» WHAT YOU NEED TO DO
Keep the pictures out of the copy and print all the entries below exactly.

» WORKING DATA
* * * *

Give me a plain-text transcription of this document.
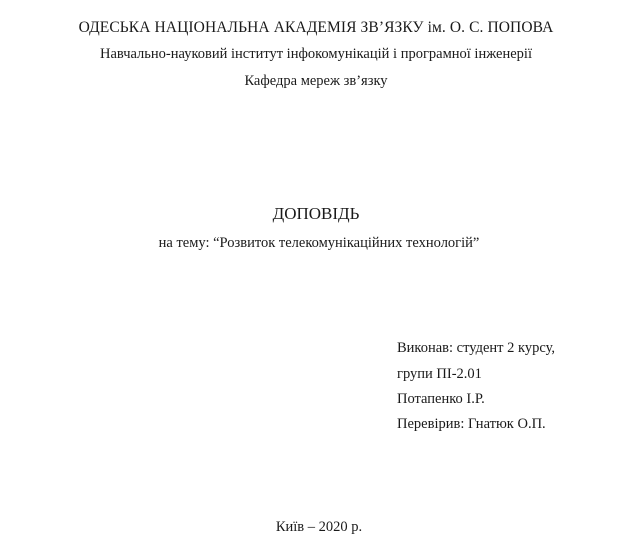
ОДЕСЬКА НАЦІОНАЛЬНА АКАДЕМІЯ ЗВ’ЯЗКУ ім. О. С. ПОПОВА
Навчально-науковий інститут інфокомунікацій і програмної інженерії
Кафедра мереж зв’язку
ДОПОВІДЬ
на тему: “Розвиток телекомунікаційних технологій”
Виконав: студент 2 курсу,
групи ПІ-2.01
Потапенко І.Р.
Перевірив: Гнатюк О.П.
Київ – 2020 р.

* * * *

» RESPONSE TO THE TASK
Give me a plain-text transcription of this document.
ОДЕСЬКА НАЦІОНАЛЬНА АКАДЕМІЯ ЗВ’ЯЗКУ ім. О. С. ПОПОВА
Навчально-науковий інститут інфокомунікацій і програмної інженерії
Кафедра мереж зв’язку
ДОПОВІДЬ
на тему: “Розвиток телекомунікаційних технологій”
Виконав: студент 2 курсу,
групи ПІ-2.01
Потапенко І.Р.
Перевірив: Гнатюк О.П.
Київ – 2020 р.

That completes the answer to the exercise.